- [Work to be completed] Filter the listing below, copying every line in which the word "color" appears.

- [Record set]
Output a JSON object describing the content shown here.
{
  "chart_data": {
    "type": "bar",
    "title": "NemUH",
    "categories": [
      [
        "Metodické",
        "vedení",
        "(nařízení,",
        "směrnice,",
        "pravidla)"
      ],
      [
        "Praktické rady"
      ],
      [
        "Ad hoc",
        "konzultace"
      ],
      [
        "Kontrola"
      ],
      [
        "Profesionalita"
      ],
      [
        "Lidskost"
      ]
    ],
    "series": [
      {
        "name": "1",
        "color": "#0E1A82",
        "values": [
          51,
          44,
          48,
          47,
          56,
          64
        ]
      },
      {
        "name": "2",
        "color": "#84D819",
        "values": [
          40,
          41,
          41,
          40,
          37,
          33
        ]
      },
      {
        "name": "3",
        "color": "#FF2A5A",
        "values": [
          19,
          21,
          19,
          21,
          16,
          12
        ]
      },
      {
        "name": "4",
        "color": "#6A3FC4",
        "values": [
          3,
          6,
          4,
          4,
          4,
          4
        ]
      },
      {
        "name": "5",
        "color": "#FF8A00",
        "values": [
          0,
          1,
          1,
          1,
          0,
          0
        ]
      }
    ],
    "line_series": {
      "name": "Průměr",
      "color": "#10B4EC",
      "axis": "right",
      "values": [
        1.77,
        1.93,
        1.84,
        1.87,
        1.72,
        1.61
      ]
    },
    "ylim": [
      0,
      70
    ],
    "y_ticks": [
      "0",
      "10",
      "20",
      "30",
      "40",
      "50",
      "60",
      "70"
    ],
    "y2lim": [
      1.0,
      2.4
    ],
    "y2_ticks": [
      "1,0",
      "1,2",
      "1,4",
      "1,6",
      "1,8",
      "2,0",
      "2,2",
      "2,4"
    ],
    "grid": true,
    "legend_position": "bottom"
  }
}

- [Response to the task]
        "color": "#0E1A82",
        "color": "#84D819",
        "color": "#FF2A5A",
        "color": "#6A3FC4",
        "color": "#FF8A00",
      "color": "#10B4EC",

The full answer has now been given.